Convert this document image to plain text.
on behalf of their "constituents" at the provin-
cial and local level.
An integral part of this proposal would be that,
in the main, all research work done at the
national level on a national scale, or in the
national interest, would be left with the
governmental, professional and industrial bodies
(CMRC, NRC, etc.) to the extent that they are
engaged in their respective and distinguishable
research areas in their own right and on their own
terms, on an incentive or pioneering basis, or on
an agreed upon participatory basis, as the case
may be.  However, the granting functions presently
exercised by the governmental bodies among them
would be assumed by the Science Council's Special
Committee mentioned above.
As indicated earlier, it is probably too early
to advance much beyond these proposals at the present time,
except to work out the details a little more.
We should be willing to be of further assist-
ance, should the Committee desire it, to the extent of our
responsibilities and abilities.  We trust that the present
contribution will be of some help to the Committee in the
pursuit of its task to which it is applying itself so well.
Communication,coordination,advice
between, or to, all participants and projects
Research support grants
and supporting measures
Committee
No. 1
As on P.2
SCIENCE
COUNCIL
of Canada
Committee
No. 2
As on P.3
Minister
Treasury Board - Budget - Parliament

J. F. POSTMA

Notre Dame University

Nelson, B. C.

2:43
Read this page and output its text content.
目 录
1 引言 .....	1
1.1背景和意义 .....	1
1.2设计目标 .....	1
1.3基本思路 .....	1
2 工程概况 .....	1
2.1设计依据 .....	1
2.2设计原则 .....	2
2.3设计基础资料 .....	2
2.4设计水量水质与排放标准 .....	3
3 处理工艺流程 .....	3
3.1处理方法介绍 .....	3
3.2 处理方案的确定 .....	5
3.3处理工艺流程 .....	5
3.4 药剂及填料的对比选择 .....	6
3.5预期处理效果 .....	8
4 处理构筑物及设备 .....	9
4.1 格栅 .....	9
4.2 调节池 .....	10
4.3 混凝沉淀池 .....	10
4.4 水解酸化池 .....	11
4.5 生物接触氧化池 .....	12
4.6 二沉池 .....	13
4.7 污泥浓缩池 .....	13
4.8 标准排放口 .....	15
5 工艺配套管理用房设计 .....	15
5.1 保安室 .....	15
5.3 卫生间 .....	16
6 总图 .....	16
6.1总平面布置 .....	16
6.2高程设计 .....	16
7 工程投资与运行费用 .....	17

#####

Each line that has the word "their" should be copied.

on behalf of their "constituents" at the provin-
engaged in their respective and distinguishable
research areas in their own right and on their own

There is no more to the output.